_Your tasks_
- 1) Reproduce word for word the stretch of the review of 500 Comic Book Villains from "Book review 500" through "least one caption).".
- 2) Please carry on the review of 500 Comic Book Villains from where it stops.

Monday, September 26, 2005

Book review 500 Comic Book Villains by Mike Conroy

500 Comic Book Villains by Mike Conroy qualifies as neither a good coffee table book or as a hard cover version of your trading cards.

Time and again, Solomon Grundy is but one example, a villian from decades ago is illustrated with a drawing from more recent times. So don't expect vintage comic art. Don't really expect comic art either because the drawings too often resemble year book photos (_ "posed" for this is at least one caption).

We didn't like the book. We disputed many factoids. We're aware that like a soap opera, the facts always change in the comic book world. So we didn't dispute those details as much as we disputed some obviously neglected points. (D.C.'s World Finest is a comic that the author should have studied closely for some of his entries, specifically the late seventies through the mid-eighties.)

If you appeared in a movie, congrats Vils!, you're in the book. If you didn't? Maybe you made the cut, maybe you didn't. Going with the obvious may help sell books but it doesn't provide the overview that "500 Villians" promises.

We also dispute the "findings" in the one bit of real writing in the book. We don't think "silly" (superpets") leads to camp (Batman -- the live action TV series) and we can't imagine anyone who made that evalution with a knowledge of either. Maybe in the he-man wonders of Conroy's mind, the comparison is apt?

_Information provided_

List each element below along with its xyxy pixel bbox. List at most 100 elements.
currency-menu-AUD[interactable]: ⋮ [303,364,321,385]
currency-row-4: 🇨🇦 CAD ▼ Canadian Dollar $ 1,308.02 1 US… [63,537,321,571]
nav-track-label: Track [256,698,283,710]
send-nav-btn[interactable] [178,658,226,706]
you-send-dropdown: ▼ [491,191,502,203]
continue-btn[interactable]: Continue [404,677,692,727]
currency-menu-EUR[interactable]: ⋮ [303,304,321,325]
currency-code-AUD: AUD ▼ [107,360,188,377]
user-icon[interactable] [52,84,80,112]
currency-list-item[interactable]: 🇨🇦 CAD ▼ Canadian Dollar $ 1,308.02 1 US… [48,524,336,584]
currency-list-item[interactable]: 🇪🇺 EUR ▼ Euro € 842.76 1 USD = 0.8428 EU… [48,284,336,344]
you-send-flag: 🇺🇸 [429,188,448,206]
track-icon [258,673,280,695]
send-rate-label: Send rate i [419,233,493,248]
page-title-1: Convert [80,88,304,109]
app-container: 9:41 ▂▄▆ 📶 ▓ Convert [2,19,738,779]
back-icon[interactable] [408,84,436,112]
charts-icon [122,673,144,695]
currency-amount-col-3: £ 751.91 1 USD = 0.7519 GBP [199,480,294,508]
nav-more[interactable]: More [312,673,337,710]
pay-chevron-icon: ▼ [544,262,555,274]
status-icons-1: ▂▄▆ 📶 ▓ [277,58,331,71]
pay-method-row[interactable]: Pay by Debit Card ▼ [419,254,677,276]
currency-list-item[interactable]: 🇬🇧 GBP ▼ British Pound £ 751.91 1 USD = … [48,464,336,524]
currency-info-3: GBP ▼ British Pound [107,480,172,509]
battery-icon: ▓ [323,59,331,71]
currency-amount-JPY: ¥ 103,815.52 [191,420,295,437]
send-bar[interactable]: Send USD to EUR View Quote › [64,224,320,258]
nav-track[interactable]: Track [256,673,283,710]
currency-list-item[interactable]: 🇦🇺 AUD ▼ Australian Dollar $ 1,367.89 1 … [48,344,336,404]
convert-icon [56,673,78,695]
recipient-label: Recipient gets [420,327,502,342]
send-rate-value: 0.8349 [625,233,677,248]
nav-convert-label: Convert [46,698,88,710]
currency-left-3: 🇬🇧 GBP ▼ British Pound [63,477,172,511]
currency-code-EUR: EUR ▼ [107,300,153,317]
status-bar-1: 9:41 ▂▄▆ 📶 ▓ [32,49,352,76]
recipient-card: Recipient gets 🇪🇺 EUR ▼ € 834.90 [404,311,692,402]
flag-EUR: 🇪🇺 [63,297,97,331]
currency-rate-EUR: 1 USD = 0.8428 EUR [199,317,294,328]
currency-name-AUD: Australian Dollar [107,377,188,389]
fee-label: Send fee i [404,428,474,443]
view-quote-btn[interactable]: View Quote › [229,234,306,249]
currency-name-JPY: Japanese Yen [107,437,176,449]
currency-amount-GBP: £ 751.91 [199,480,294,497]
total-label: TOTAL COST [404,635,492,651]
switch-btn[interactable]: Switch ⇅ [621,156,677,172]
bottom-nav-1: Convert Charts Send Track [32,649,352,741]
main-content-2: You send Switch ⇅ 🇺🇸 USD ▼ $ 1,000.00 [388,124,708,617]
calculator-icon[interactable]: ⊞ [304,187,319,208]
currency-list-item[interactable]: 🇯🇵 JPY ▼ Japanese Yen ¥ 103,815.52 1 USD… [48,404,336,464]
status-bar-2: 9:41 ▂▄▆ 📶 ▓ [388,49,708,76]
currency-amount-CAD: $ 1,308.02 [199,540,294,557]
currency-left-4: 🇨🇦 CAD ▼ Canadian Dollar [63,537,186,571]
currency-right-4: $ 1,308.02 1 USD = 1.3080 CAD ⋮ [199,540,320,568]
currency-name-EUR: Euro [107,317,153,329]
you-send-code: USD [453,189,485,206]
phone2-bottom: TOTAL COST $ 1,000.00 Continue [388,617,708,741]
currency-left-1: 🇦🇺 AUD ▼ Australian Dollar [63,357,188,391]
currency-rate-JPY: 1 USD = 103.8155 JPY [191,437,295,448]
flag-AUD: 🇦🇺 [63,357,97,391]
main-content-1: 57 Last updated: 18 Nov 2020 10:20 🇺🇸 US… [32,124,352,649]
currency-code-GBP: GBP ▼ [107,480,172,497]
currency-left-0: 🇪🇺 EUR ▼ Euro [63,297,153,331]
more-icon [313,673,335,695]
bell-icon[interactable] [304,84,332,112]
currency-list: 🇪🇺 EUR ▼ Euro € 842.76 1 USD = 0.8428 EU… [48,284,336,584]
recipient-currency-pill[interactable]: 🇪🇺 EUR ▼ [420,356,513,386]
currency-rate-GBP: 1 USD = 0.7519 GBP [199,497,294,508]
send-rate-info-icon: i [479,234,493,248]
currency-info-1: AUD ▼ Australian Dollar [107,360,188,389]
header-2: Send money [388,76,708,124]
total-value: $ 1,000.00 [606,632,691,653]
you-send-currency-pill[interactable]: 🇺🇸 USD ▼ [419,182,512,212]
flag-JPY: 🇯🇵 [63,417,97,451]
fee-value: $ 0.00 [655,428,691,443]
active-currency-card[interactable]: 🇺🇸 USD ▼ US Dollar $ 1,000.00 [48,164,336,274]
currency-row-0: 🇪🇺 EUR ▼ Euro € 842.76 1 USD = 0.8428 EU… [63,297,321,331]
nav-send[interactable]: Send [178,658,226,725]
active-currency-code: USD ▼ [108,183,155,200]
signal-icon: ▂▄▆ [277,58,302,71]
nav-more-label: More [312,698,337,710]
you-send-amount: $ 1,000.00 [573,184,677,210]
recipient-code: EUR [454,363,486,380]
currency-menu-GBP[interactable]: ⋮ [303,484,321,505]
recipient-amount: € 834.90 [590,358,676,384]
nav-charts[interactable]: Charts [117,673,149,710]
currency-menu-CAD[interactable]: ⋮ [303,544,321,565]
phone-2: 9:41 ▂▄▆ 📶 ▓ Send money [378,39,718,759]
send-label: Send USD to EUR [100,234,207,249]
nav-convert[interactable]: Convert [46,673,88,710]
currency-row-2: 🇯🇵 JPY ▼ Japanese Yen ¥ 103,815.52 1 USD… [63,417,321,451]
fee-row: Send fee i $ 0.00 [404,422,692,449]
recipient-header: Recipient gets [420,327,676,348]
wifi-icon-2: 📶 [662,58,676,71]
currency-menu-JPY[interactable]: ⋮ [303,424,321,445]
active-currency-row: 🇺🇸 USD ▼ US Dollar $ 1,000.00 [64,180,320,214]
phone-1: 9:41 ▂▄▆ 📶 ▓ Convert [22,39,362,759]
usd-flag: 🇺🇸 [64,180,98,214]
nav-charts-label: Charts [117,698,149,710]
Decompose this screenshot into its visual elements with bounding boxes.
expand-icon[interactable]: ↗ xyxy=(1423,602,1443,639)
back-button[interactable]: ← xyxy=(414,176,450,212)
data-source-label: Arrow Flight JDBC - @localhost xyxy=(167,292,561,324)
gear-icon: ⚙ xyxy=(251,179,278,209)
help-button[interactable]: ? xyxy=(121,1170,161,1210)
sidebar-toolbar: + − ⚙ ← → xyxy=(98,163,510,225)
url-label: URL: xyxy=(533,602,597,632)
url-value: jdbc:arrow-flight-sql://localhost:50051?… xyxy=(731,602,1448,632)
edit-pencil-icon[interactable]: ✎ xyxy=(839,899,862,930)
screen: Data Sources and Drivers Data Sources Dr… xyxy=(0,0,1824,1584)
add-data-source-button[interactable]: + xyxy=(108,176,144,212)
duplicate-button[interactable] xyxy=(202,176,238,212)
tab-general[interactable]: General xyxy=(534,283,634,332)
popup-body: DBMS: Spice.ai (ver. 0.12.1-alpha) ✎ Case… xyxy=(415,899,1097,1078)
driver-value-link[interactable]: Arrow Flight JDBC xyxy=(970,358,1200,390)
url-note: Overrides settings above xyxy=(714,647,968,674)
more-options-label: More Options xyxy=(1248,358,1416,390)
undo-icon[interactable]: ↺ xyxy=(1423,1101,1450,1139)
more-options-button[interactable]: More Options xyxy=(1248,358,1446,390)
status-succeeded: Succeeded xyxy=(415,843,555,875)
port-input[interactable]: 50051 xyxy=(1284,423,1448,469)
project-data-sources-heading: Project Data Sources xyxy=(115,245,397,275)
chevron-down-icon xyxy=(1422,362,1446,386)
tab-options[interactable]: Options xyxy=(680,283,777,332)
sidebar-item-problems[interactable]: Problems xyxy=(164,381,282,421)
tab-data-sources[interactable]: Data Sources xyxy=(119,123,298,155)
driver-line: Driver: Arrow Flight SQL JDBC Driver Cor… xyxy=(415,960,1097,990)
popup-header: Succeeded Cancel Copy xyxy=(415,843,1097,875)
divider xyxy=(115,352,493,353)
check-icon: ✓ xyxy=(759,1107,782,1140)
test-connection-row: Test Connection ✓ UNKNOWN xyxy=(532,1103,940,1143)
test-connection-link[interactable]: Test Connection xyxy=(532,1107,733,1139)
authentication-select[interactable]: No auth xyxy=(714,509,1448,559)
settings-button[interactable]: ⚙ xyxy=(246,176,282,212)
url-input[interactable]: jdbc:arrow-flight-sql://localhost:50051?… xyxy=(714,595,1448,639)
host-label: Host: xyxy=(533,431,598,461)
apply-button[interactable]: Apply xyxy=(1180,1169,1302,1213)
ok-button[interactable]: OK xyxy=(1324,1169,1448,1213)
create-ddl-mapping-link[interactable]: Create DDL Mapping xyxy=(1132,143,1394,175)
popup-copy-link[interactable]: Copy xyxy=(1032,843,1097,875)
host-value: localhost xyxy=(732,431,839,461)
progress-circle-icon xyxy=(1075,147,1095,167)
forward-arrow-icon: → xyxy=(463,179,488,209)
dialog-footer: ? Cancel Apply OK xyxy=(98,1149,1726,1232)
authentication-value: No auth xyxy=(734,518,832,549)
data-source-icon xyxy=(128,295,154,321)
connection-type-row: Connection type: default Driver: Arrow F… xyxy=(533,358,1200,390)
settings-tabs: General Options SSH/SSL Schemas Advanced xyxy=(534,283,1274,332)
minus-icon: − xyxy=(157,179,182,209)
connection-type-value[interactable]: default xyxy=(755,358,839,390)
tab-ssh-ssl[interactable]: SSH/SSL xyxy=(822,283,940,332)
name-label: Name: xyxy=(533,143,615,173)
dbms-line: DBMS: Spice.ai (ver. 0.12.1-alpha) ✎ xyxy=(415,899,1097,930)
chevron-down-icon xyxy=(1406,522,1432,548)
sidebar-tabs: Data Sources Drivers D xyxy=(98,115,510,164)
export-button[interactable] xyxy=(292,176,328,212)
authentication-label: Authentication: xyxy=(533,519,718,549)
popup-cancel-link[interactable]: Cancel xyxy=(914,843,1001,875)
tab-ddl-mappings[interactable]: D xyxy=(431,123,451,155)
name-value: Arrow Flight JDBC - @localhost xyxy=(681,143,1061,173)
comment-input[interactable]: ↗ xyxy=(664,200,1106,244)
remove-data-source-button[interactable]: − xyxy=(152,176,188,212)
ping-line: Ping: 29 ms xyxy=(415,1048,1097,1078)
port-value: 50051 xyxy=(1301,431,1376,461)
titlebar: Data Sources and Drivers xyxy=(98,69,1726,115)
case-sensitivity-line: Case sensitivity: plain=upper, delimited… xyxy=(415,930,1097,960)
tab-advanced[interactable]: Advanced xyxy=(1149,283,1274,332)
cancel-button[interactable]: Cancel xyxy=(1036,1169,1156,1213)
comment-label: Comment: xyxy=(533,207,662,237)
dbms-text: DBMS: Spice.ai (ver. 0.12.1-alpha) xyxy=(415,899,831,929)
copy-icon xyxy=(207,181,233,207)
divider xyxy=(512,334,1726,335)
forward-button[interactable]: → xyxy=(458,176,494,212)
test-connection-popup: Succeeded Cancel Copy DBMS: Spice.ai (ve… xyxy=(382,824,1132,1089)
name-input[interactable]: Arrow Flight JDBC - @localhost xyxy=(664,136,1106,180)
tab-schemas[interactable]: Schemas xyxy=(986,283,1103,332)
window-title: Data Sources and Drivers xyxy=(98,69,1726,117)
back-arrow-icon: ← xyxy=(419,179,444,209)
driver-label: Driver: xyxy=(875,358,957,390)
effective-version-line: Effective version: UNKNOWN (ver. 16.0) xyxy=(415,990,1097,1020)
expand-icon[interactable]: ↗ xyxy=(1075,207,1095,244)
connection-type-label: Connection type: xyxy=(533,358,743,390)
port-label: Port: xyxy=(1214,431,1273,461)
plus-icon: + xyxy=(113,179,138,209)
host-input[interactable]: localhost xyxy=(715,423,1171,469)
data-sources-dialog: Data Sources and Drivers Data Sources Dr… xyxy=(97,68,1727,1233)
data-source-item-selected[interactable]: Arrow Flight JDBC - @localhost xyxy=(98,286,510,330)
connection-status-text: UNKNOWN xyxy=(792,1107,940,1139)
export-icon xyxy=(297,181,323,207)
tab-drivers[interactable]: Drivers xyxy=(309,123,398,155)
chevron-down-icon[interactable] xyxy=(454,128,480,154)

_Responses to the tasks_
- 1)
Book review 500 Comic Book Villains by Mike Conroy

500 Comic Book Villains by Mike Conroy qualifies as neither a good coffee table book or as a hard cover version of your trading cards.

Time and again, Solomon Grundy is but one example, a villian from decades ago is illustrated with a drawing from more recent times. So don't expect vintage comic art. Don't really expect comic art either because the drawings too often resemble year book photos (_ "posed" for this is at least one caption).

- 2)
It also allows interesting conclusions. Take this one:

Often accused of being a racial stereotype, the Dragon Lady is the epitome of a mythic female legend: the seductive, "exotic," yet deadly Asian black widow.

We find that "evaluation" both racially stereotypical and sexually.

Conroy doesn't. Eveything's great. Everything's the best (except for the super pets), everything is just wonderful. It's as though the book's written by a cheerleader for Bob Jones University.

There's nothing wrong with being a fan but it's the sort of thing that destroys the majority of Bruce Springsteen books. Each page brings another statement of "and then the Boss topped himself again!" Those books are exhausting to read, they must be exhausting to write.

This book is ideal for comic book fans with a knowledge base. They can pick it apart and point to the errors. For anyone else, 500 Books doesn't cut it even as a coffee table book.